Dataset entries:
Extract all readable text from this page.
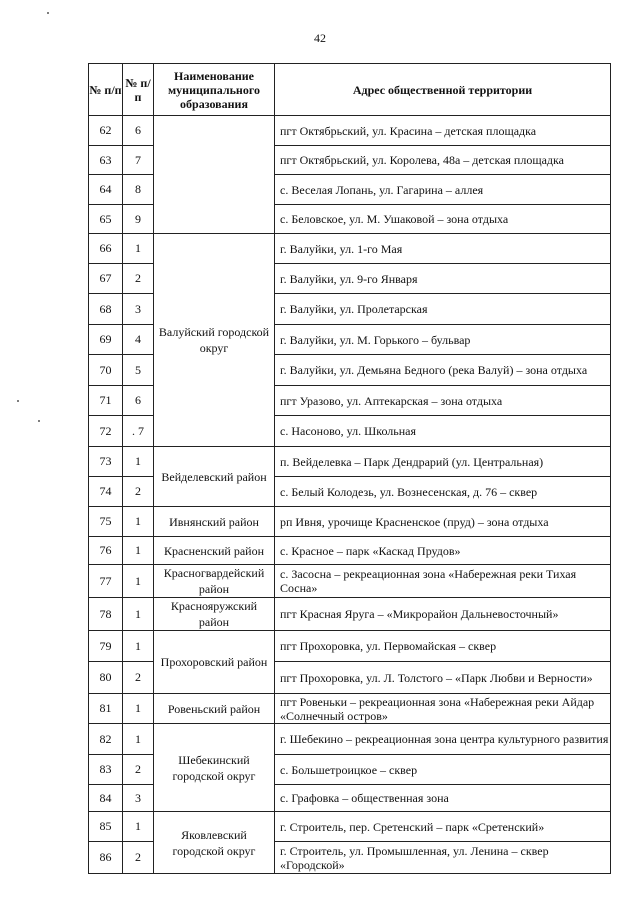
42
№ п/п	№ п/п	Наименование муниципального образования	Адрес общественной территории
62	6		пгт Октябрьский, ул. Красина – детская площадка
63	7		пгт Октябрьский, ул. Королева, 48а – детская площадка
64	8		с. Веселая Лопань, ул. Гагарина – аллея
65	9		с. Беловское, ул. М. Ушаковой – зона отдыха
66	1	Валуйский городской округ	г. Валуйки, ул. 1-го Мая
67	2		г. Валуйки, ул. 9-го Января
68	3		г. Валуйки, ул. Пролетарская
69	4		г. Валуйки, ул. М. Горького – бульвар
70	5		г. Валуйки, ул. Демьяна Бедного (река Валуй) – зона отдыха
71	6		пгт Уразово, ул. Аптекарская – зона отдыха
72	. 7		с. Насоново, ул. Школьная
73	1	Вейделевский район	п. Вейделевка – Парк Дендрарий (ул. Центральная)
74	2		с. Белый Колодезь, ул. Вознесенская, д. 76 – сквер
75	1	Ивнянский район	рп Ивня, урочище Красненское (пруд) – зона отдыха
76	1	Красненский район	с. Красное – парк «Каскад Прудов»
77	1	Красногвардейский район	с. Засосна – рекреационная зона «Набережная реки Тихая Сосна»
78	1	Краснояружский район	пгт Красная Яруга – «Микрорайон Дальневосточный»
79	1	Прохоровский район	пгт Прохоровка, ул. Первомайская – сквер
80	2		пгт Прохоровка, ул. Л. Толстого – «Парк Любви и Верности»
81	1	Ровеньский район	пгт Ровеньки – рекреационная зона «Набережная реки Айдар «Солнечный остров»
82	1	Шебекинский городской округ	г. Шебекино – рекреационная зона центра культурного развития
83	2		с. Большетроицкое – сквер
84	3		с. Графовка – общественная зона
85	1	Яковлевский городской округ	г. Строитель, пер. Сретенский – парк «Сретенский»
86	2		г. Строитель, ул. Промышленная, ул. Ленина – сквер «Городской»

**Problem details:**
Gather and return every line that holds the string "район".

**Answer for the task:**
73	1	Вейделевский район	п. Вейделевка – Парк Дендрарий (ул. Центральная)
75	1	Ивнянский район	рп Ивня, урочище Красненское (пруд) – зона отдыха
76	1	Красненский район	с. Красное – парк «Каскад Прудов»
77	1	Красногвардейский район	с. Засосна – рекреационная зона «Набережная реки Тихая Сосна»
78	1	Краснояружский район	пгт Красная Яруга – «Микрорайон Дальневосточный»
79	1	Прохоровский район	пгт Прохоровка, ул. Первомайская – сквер
81	1	Ровеньский район	пгт Ровеньки – рекреационная зона «Набережная реки Айдар «Солнечный остров»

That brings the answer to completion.